### Requirement
Write out the listing exactly as it is given.

==========

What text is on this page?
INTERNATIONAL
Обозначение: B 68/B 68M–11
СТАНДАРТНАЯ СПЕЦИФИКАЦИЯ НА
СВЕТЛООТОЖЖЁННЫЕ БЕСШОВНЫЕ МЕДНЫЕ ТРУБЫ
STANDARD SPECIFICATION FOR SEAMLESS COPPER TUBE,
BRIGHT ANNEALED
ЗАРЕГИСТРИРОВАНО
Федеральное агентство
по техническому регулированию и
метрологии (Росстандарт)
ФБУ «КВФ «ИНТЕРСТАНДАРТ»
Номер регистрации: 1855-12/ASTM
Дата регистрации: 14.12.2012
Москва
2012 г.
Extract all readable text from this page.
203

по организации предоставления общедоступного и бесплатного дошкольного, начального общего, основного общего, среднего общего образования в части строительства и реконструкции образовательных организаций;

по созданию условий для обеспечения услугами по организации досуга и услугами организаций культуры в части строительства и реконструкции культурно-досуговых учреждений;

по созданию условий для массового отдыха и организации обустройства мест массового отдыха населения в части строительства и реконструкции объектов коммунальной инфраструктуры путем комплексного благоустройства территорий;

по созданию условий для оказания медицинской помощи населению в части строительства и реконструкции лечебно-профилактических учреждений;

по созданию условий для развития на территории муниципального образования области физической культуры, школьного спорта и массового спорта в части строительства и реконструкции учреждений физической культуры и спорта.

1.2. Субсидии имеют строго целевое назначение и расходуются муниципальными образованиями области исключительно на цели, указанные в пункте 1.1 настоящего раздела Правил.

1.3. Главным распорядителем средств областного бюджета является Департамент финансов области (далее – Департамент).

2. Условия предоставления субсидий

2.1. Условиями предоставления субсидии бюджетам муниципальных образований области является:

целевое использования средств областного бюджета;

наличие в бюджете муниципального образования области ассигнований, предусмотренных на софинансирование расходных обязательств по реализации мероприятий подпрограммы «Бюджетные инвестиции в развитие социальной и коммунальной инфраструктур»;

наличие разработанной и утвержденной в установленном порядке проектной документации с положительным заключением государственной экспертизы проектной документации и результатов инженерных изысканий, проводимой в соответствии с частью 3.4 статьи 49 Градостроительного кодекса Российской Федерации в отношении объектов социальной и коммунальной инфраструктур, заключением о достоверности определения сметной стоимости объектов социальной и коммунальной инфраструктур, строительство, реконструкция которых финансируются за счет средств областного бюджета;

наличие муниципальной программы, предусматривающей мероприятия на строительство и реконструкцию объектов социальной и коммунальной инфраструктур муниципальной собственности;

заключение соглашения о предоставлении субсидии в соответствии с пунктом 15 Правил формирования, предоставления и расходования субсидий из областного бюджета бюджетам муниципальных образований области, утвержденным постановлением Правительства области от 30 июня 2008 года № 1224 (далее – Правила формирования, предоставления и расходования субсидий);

==========

### Response below
What text is on this page?
INTERNATIONAL
Обозначение: B 68/B 68M–11
СТАНДАРТНАЯ СПЕЦИФИКАЦИЯ НА
СВЕТЛООТОЖЖЁННЫЕ БЕСШОВНЫЕ МЕДНЫЕ ТРУБЫ
STANDARD SPECIFICATION FOR SEAMLESS COPPER TUBE,
BRIGHT ANNEALED
ЗАРЕГИСТРИРОВАНО
Федеральное агентство
по техническому регулированию и
метрологии (Росстандарт)
ФБУ «КВФ «ИНТЕРСТАНДАРТ»
Номер регистрации: 1855-12/ASTM
Дата регистрации: 14.12.2012
Москва
2012 г.
Extract all readable text from this page.
203

по организации предоставления общедоступного и бесплатного дошкольного, начального общего, основного общего, среднего общего образования в части строительства и реконструкции образовательных организаций;

по созданию условий для обеспечения услугами по организации досуга и услугами организаций культуры в части строительства и реконструкции культурно-досуговых учреждений;

по созданию условий для массового отдыха и организации обустройства мест массового отдыха населения в части строительства и реконструкции объектов коммунальной инфраструктуры путем комплексного благоустройства территорий;

по созданию условий для оказания медицинской помощи населению в части строительства и реконструкции лечебно-профилактических учреждений;

по созданию условий для развития на территории муниципального образования области физической культуры, школьного спорта и массового спорта в части строительства и реконструкции учреждений физической культуры и спорта.

1.2. Субсидии имеют строго целевое назначение и расходуются муниципальными образованиями области исключительно на цели, указанные в пункте 1.1 настоящего раздела Правил.

1.3. Главным распорядителем средств областного бюджета является Департамент финансов области (далее – Департамент).

2. Условия предоставления субсидий

2.1. Условиями предоставления субсидии бюджетам муниципальных образований области является:

целевое использования средств областного бюджета;

наличие в бюджете муниципального образования области ассигнований, предусмотренных на софинансирование расходных обязательств по реализации мероприятий подпрограммы «Бюджетные инвестиции в развитие социальной и коммунальной инфраструктур»;

наличие разработанной и утвержденной в установленном порядке проектной документации с положительным заключением государственной экспертизы проектной документации и результатов инженерных изысканий, проводимой в соответствии с частью 3.4 статьи 49 Градостроительного кодекса Российской Федерации в отношении объектов социальной и коммунальной инфраструктур, заключением о достоверности определения сметной стоимости объектов социальной и коммунальной инфраструктур, строительство, реконструкция которых финансируются за счет средств областного бюджета;

наличие муниципальной программы, предусматривающей мероприятия на строительство и реконструкцию объектов социальной и коммунальной инфраструктур муниципальной собственности;

заключение соглашения о предоставлении субсидии в соответствии с пунктом 15 Правил формирования, предоставления и расходования субсидий из областного бюджета бюджетам муниципальных образований области, утвержденным постановлением Правительства области от 30 июня 2008 года № 1224 (далее – Правила формирования, предоставления и расходования субсидий);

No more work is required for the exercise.